**Given task:** Give the number of lines in the listing below that include the word "left", with nothing more.
# START OF Rows
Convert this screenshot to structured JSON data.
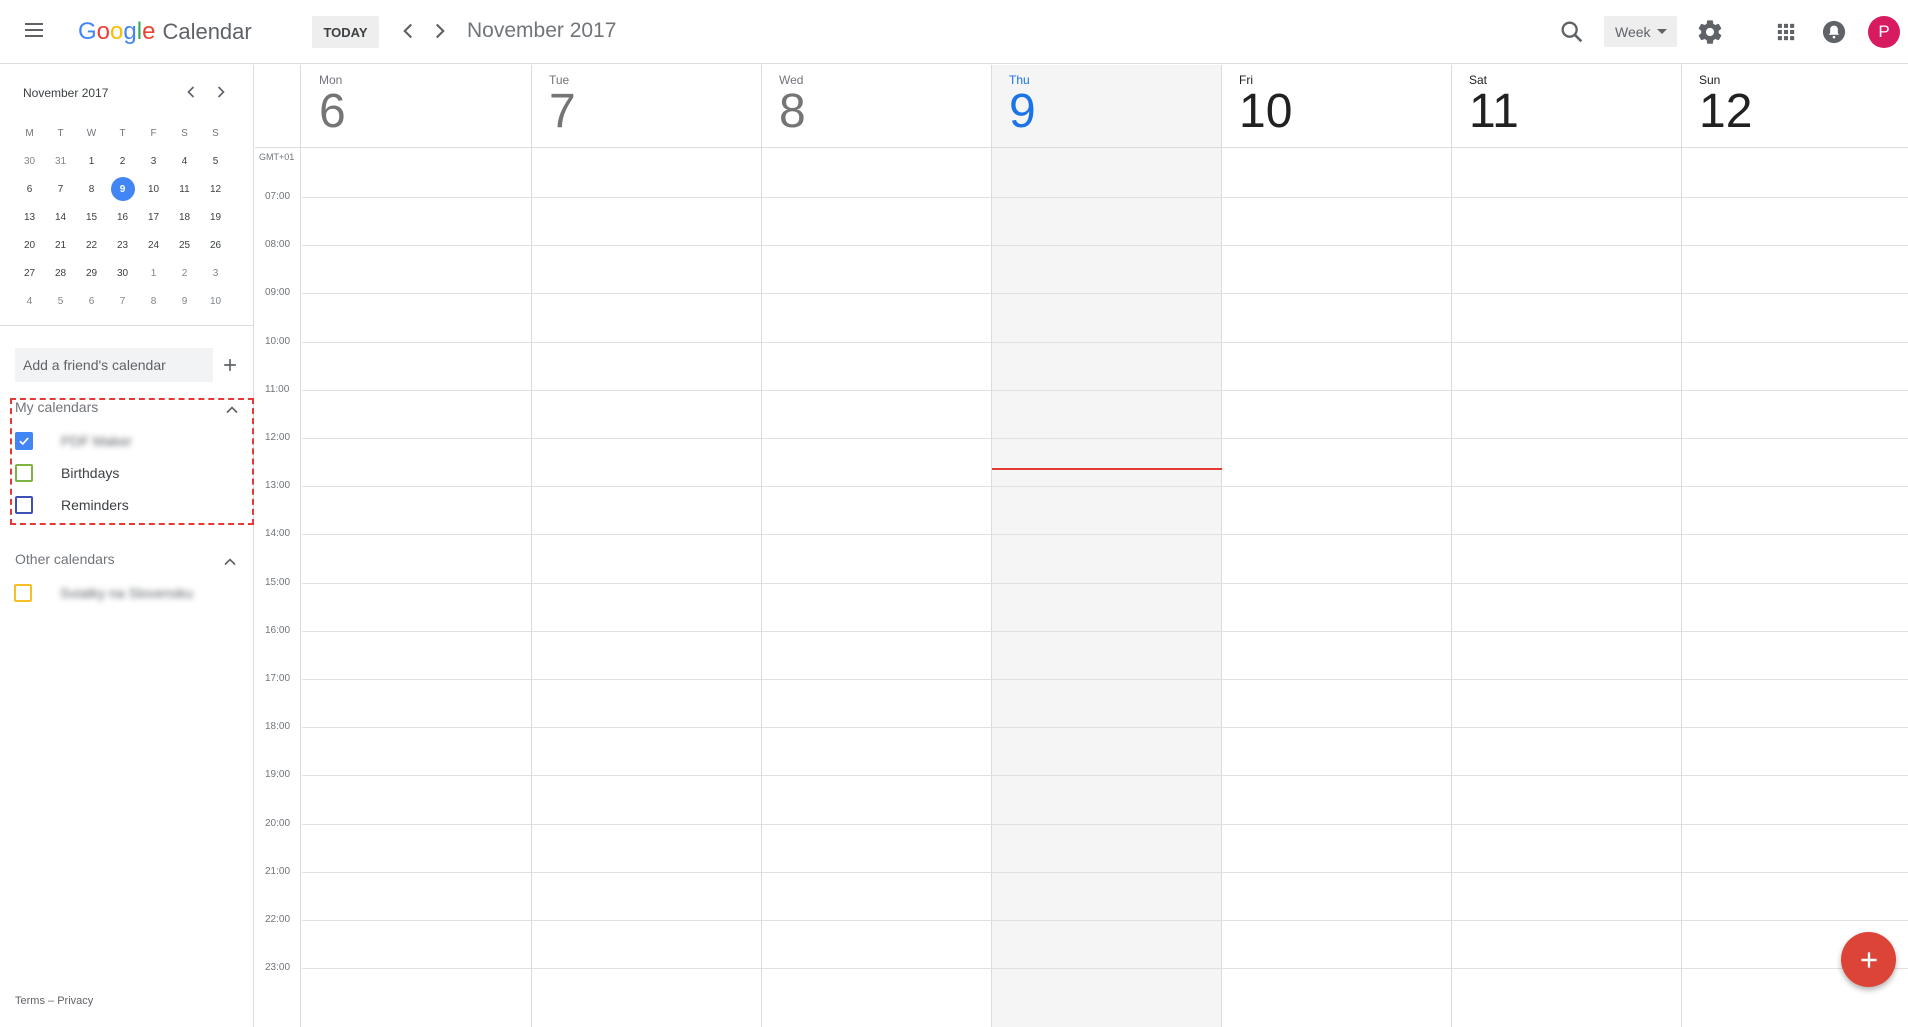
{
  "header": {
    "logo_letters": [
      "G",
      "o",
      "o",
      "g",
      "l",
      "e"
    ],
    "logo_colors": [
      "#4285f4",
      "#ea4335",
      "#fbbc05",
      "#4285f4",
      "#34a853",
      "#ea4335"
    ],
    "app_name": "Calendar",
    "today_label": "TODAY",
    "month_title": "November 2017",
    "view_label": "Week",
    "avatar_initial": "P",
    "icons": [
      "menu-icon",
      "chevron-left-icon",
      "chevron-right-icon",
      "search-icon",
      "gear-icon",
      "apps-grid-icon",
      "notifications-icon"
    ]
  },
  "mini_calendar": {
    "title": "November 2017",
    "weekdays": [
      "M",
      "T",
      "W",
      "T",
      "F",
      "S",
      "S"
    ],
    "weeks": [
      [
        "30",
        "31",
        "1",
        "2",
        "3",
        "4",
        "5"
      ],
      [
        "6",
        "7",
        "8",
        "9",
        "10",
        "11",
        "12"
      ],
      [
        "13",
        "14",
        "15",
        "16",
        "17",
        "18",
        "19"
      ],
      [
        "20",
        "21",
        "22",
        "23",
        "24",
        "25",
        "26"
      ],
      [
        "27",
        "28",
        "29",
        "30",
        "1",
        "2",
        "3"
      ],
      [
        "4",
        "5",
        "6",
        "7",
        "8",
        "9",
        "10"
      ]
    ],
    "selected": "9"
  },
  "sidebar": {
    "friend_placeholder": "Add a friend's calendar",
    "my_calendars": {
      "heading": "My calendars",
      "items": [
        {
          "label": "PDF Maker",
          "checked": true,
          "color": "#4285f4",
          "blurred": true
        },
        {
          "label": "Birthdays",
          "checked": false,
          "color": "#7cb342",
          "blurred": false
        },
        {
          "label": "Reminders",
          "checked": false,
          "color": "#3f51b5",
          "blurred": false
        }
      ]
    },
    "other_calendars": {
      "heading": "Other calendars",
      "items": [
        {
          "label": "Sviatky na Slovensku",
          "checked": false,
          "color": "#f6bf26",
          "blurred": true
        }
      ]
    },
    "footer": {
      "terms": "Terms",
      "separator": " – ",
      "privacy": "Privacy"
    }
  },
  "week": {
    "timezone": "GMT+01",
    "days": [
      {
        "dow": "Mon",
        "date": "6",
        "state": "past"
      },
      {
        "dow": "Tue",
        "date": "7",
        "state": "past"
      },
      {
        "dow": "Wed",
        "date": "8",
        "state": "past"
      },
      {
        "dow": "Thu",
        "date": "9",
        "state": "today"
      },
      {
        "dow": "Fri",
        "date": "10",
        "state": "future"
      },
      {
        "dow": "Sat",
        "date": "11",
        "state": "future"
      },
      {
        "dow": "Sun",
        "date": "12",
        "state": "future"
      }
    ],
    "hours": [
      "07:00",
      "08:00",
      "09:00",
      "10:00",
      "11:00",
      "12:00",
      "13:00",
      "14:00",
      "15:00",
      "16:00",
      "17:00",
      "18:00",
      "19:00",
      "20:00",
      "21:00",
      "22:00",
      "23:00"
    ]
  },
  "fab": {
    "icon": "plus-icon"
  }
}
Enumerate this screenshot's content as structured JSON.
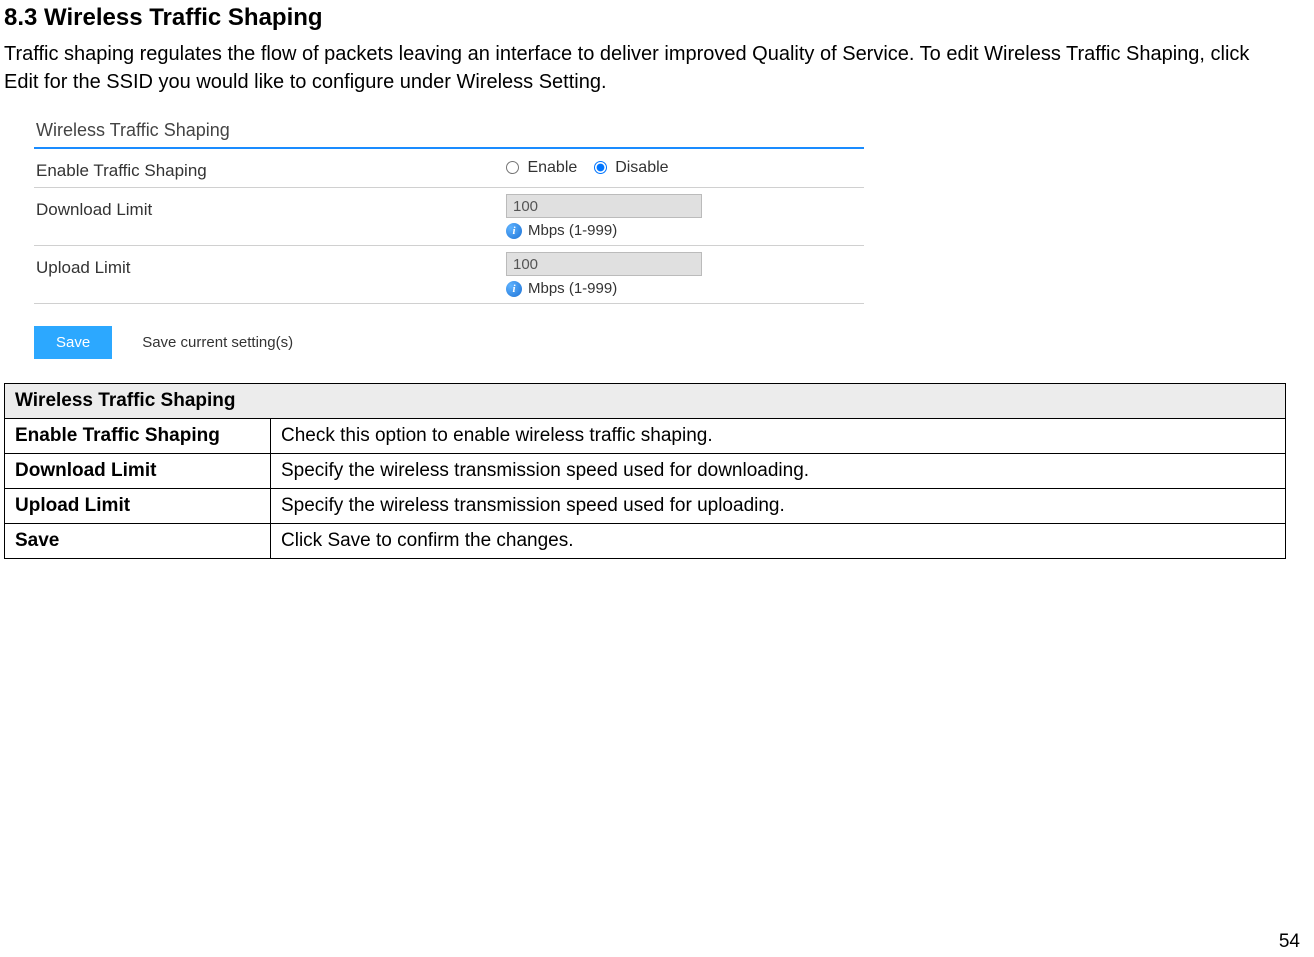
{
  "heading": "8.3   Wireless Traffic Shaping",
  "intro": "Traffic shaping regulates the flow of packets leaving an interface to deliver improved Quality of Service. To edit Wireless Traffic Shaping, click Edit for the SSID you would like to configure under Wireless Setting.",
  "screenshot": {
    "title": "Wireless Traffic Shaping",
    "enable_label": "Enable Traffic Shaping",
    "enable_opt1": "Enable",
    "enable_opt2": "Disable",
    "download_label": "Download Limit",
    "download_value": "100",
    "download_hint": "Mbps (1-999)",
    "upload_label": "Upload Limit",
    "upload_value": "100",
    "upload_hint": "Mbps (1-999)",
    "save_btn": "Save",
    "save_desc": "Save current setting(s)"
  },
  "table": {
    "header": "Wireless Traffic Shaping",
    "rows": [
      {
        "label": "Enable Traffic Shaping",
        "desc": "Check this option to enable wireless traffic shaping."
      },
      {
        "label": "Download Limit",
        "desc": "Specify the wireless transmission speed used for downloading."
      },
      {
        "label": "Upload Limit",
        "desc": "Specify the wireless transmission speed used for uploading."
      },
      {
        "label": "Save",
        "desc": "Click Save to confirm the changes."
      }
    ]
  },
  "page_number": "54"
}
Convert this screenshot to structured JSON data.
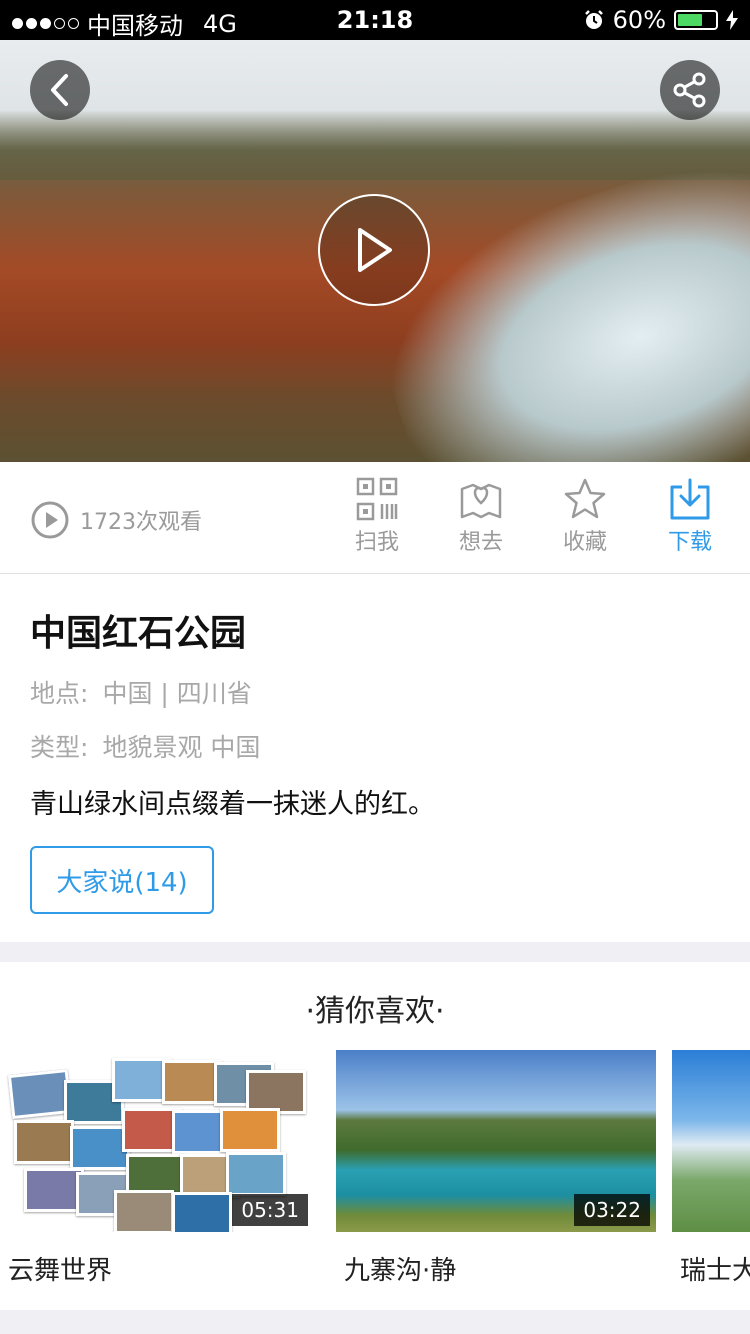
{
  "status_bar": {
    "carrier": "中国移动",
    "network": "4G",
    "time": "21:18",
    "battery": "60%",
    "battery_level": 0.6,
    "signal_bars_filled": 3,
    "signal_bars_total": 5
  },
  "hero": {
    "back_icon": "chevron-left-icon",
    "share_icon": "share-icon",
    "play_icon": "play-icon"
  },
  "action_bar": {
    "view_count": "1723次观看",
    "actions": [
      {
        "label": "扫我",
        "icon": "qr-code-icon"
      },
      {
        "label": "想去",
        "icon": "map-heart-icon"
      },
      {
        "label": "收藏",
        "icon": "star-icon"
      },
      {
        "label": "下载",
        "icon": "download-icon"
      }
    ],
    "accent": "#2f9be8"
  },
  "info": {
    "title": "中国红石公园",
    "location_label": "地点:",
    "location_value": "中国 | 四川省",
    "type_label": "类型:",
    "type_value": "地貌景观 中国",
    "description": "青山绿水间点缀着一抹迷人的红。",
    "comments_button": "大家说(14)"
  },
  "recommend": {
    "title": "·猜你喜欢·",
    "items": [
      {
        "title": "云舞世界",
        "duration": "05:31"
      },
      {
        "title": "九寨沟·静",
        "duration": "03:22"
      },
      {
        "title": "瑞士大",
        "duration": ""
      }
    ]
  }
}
# END OF Rows
**Expected answer:** 2